Begin EXERCISE DATA

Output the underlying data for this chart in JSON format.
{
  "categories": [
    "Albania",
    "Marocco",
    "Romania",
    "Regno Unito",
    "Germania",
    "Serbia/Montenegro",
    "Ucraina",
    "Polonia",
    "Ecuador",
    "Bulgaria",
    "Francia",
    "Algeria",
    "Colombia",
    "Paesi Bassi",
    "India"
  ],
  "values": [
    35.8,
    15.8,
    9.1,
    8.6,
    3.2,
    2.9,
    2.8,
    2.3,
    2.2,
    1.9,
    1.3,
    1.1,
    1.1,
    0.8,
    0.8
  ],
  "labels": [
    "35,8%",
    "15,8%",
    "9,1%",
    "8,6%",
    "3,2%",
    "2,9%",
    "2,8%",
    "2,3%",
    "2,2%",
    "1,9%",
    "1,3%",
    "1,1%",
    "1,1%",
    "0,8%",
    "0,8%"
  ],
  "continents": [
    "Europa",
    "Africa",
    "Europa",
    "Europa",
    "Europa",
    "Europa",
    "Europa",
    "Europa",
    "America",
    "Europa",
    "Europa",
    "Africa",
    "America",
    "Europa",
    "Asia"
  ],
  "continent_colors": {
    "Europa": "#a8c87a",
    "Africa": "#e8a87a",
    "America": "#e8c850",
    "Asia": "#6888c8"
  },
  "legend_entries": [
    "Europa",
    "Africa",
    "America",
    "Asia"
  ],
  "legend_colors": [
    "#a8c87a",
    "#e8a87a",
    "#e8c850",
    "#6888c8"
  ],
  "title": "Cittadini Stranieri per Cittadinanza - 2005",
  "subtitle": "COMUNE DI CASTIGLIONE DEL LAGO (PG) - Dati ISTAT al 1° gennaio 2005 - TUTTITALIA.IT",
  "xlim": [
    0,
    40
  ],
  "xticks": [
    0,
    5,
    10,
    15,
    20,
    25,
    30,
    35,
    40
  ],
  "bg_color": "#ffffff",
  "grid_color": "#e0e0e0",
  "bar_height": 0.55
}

End EXERCISE DATA

• [YOUR TASK]:
Type out the material again exactly as presented.

• [RESULT OF THIS EXERCISE]:
Output the underlying data for this chart in JSON format.
{
  "categories": [
    "Albania",
    "Marocco",
    "Romania",
    "Regno Unito",
    "Germania",
    "Serbia/Montenegro",
    "Ucraina",
    "Polonia",
    "Ecuador",
    "Bulgaria",
    "Francia",
    "Algeria",
    "Colombia",
    "Paesi Bassi",
    "India"
  ],
  "values": [
    35.8,
    15.8,
    9.1,
    8.6,
    3.2,
    2.9,
    2.8,
    2.3,
    2.2,
    1.9,
    1.3,
    1.1,
    1.1,
    0.8,
    0.8
  ],
  "labels": [
    "35,8%",
    "15,8%",
    "9,1%",
    "8,6%",
    "3,2%",
    "2,9%",
    "2,8%",
    "2,3%",
    "2,2%",
    "1,9%",
    "1,3%",
    "1,1%",
    "1,1%",
    "0,8%",
    "0,8%"
  ],
  "continents": [
    "Europa",
    "Africa",
    "Europa",
    "Europa",
    "Europa",
    "Europa",
    "Europa",
    "Europa",
    "America",
    "Europa",
    "Europa",
    "Africa",
    "America",
    "Europa",
    "Asia"
  ],
  "continent_colors": {
    "Europa": "#a8c87a",
    "Africa": "#e8a87a",
    "America": "#e8c850",
    "Asia": "#6888c8"
  },
  "legend_entries": [
    "Europa",
    "Africa",
    "America",
    "Asia"
  ],
  "legend_colors": [
    "#a8c87a",
    "#e8a87a",
    "#e8c850",
    "#6888c8"
  ],
  "title": "Cittadini Stranieri per Cittadinanza - 2005",
  "subtitle": "COMUNE DI CASTIGLIONE DEL LAGO (PG) - Dati ISTAT al 1° gennaio 2005 - TUTTITALIA.IT",
  "xlim": [
    0,
    40
  ],
  "xticks": [
    0,
    5,
    10,
    15,
    20,
    25,
    30,
    35,
    40
  ],
  "bg_color": "#ffffff",
  "grid_color": "#e0e0e0",
  "bar_height": 0.55
}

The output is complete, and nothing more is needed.